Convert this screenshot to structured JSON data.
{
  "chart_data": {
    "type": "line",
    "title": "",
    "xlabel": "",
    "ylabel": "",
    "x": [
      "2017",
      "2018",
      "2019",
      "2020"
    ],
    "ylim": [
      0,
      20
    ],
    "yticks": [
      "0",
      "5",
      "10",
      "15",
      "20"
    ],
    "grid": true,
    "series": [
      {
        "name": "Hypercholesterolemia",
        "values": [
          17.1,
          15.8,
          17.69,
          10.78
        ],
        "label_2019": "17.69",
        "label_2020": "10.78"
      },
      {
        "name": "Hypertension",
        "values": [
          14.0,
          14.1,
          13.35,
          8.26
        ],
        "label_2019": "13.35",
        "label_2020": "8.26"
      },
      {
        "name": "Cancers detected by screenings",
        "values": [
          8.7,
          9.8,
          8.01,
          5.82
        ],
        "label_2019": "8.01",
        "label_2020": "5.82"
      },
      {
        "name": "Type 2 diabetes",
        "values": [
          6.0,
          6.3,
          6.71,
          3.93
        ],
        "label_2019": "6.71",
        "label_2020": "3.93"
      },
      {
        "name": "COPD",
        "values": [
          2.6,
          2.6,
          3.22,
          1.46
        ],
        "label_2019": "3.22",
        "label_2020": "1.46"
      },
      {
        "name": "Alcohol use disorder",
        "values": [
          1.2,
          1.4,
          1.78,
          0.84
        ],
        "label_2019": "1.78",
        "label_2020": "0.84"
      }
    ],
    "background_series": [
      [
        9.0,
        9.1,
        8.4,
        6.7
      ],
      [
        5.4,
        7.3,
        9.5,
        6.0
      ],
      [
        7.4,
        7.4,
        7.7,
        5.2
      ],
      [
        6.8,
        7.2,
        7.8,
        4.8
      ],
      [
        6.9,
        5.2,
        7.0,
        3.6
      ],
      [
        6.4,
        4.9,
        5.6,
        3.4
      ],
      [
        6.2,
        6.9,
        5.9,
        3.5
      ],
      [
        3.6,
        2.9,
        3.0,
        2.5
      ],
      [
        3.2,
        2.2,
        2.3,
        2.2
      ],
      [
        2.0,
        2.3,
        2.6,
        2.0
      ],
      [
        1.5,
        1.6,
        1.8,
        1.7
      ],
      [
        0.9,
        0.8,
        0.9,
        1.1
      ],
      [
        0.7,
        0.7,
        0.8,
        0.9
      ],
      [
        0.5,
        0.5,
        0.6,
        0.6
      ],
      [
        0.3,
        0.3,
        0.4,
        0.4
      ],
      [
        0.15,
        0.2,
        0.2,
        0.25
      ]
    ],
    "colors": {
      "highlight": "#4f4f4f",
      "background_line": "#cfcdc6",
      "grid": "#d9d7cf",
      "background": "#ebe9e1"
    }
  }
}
==
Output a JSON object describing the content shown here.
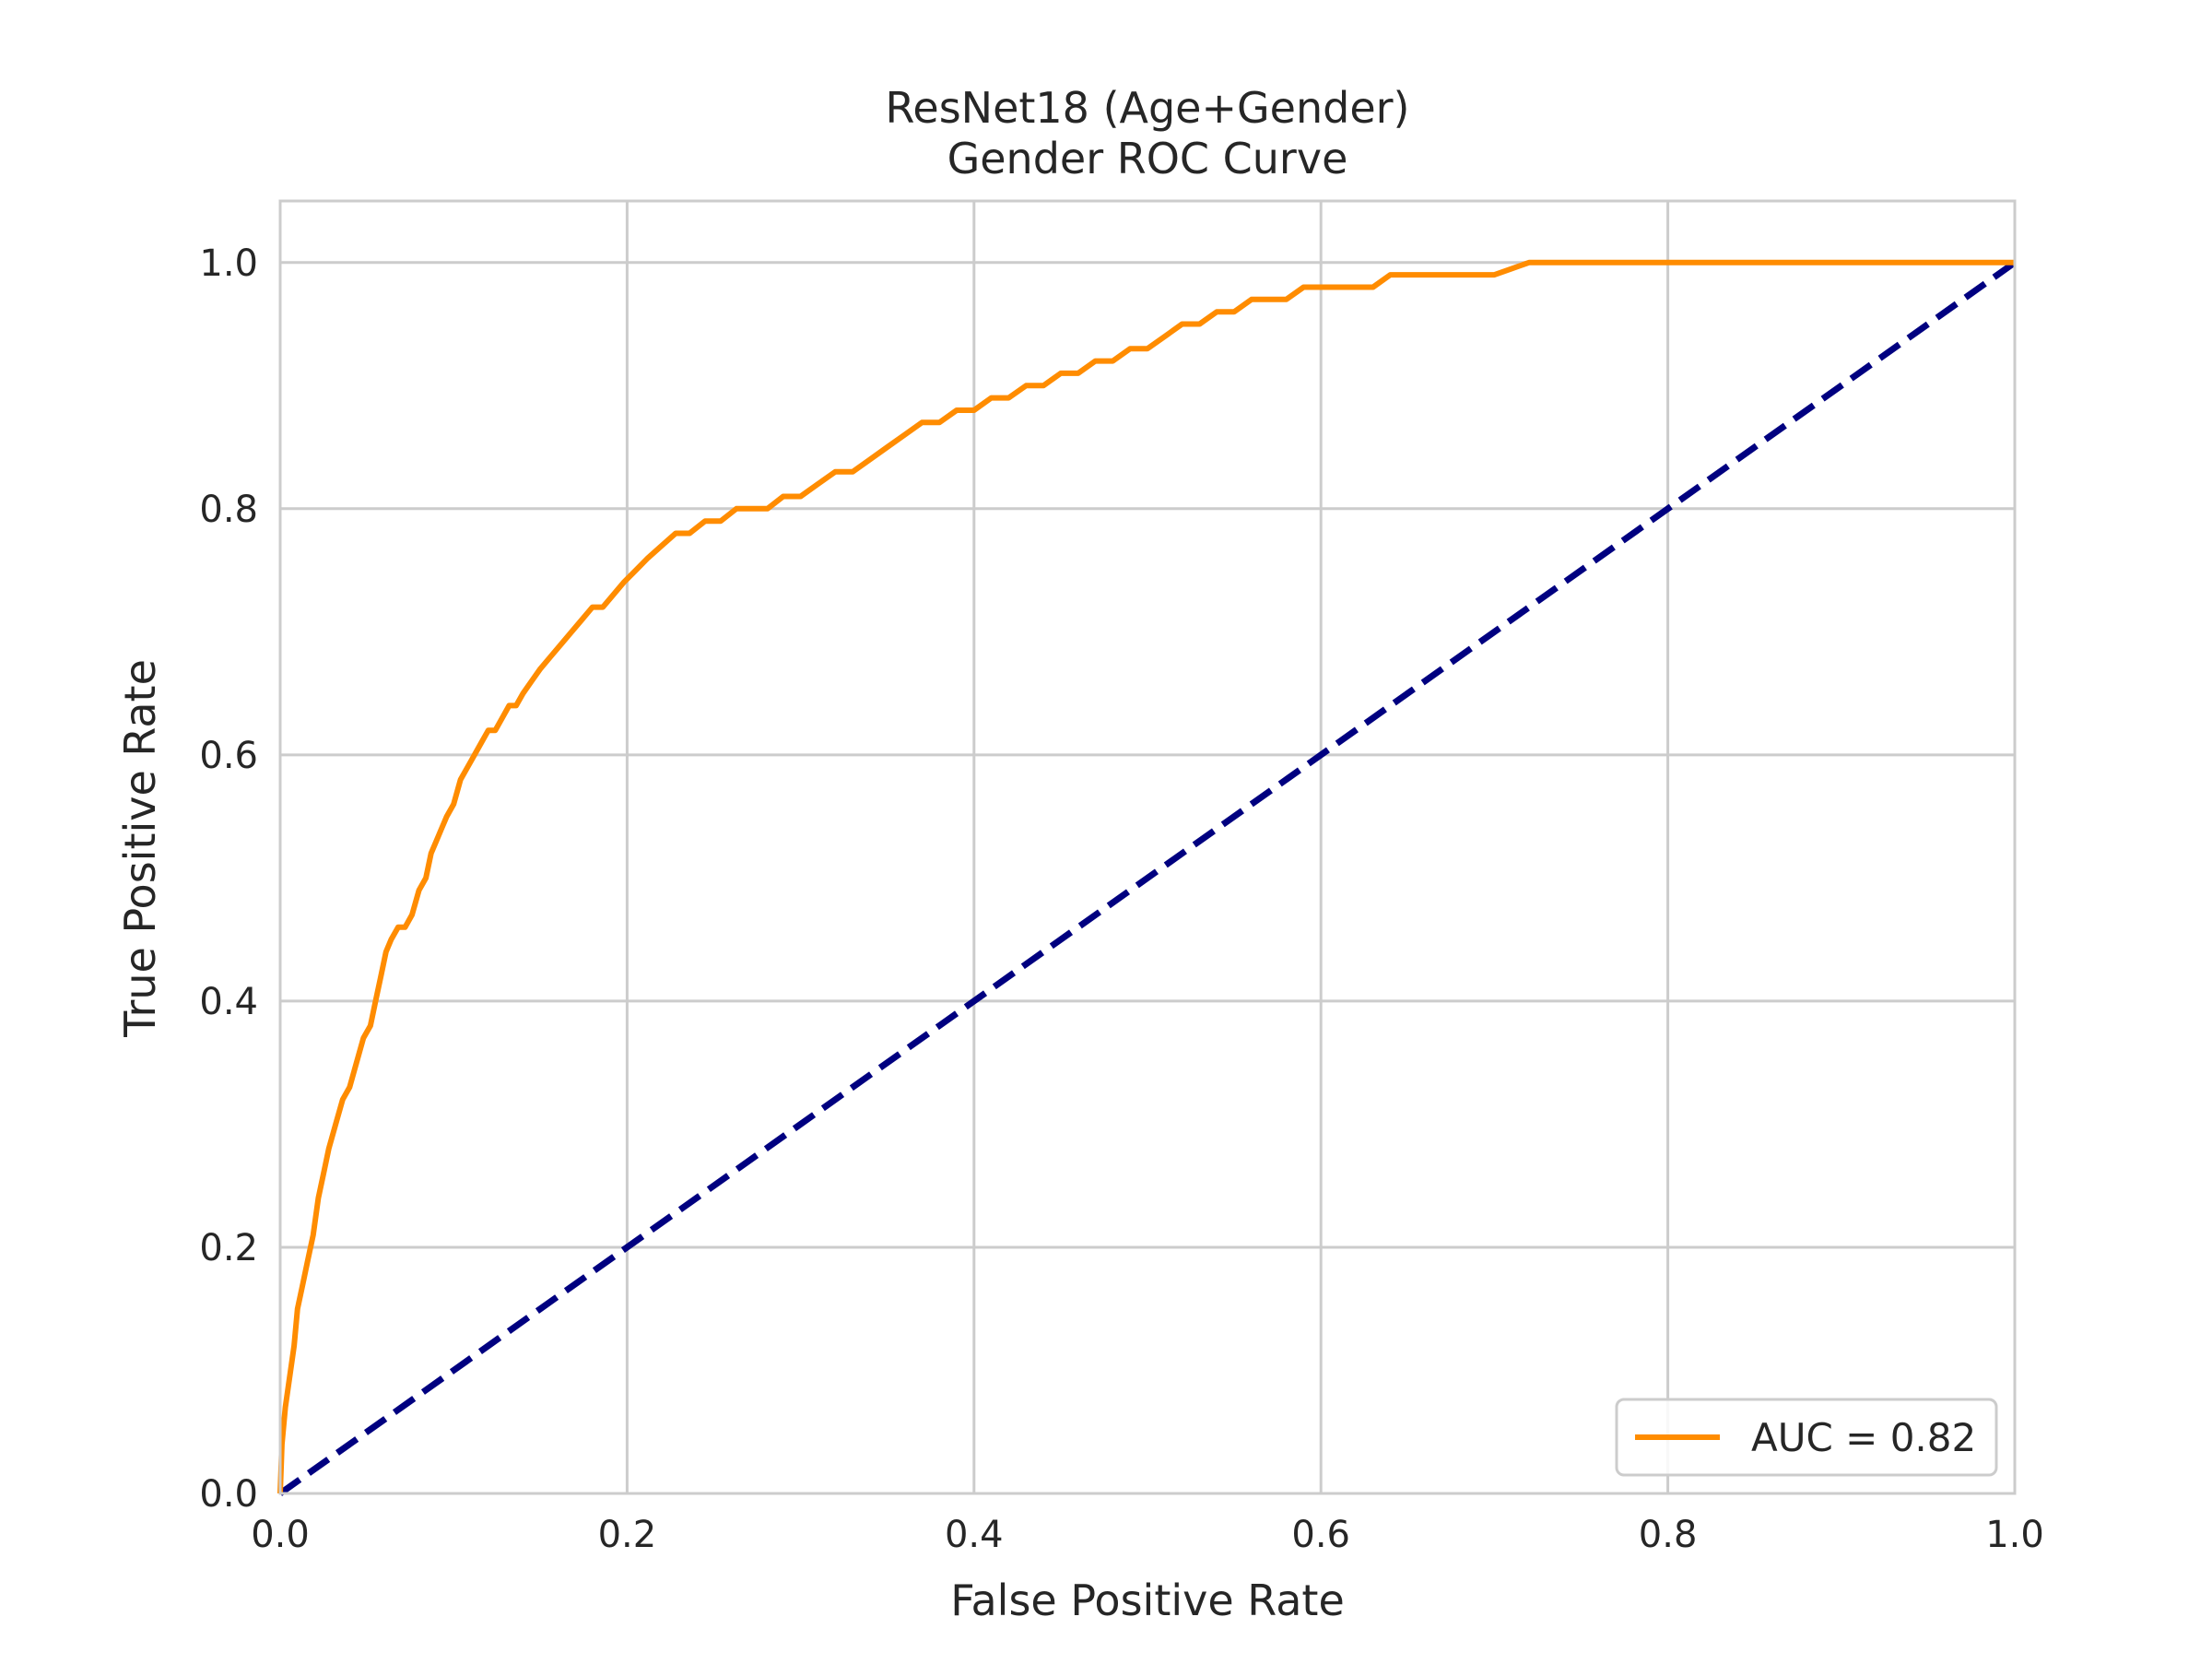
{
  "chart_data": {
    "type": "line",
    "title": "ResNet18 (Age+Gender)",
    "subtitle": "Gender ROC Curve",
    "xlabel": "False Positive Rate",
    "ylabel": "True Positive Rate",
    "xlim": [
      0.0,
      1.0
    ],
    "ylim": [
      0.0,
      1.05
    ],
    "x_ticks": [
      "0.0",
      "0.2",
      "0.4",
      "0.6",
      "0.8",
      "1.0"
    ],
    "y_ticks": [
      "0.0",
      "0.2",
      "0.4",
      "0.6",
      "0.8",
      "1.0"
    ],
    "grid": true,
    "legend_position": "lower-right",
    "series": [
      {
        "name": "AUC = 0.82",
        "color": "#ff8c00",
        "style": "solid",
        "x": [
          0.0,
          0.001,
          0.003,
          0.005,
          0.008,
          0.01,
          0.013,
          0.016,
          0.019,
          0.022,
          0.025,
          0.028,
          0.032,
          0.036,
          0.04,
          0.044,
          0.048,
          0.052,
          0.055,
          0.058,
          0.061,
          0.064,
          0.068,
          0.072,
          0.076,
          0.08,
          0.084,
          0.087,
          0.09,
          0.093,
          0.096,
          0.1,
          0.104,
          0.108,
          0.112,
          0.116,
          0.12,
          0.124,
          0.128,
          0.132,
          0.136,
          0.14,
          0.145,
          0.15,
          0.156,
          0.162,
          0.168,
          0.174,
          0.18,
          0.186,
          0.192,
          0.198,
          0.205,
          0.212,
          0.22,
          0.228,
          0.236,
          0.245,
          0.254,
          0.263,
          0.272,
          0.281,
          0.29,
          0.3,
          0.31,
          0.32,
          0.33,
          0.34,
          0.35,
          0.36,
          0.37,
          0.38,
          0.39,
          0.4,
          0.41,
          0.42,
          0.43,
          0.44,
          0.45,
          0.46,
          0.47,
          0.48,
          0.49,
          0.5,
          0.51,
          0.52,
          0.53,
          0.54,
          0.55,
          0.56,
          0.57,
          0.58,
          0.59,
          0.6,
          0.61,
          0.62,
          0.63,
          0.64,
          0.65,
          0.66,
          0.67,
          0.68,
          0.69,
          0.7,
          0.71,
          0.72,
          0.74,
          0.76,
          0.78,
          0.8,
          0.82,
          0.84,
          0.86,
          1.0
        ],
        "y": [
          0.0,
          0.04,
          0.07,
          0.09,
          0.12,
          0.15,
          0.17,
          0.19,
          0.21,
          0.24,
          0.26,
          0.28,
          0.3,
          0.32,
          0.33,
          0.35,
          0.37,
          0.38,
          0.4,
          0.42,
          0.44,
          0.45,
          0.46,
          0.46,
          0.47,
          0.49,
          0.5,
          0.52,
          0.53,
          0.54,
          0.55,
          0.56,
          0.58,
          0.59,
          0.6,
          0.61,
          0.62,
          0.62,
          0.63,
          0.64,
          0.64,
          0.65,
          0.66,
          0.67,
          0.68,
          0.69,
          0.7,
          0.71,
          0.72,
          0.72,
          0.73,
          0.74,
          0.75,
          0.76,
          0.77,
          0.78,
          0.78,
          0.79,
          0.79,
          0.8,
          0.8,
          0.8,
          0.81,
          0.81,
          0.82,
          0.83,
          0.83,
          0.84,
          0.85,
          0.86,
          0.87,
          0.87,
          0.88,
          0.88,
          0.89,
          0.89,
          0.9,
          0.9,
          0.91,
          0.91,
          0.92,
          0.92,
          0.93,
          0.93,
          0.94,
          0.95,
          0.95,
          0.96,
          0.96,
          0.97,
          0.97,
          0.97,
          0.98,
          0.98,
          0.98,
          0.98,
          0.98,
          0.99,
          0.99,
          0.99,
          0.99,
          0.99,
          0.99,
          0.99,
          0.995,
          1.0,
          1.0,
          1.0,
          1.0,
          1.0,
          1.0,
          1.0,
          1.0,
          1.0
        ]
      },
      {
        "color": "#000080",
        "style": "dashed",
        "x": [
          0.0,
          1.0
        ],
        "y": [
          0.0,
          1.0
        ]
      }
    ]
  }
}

• [GOAL OF THE EXERCISE] In the material above, find the lines that contain "name" and show them.

• [RESPONSE FOR THIS EXERCISE]
        "name": "Hypercholesterolemia",
        "name": "Hypertension",
        "name": "Cancers detected by screenings",
        "name": "Type 2 diabetes",
        "name": "COPD",
        "name": "Alcohol use disorder",
        "name": "AUC = 0.82",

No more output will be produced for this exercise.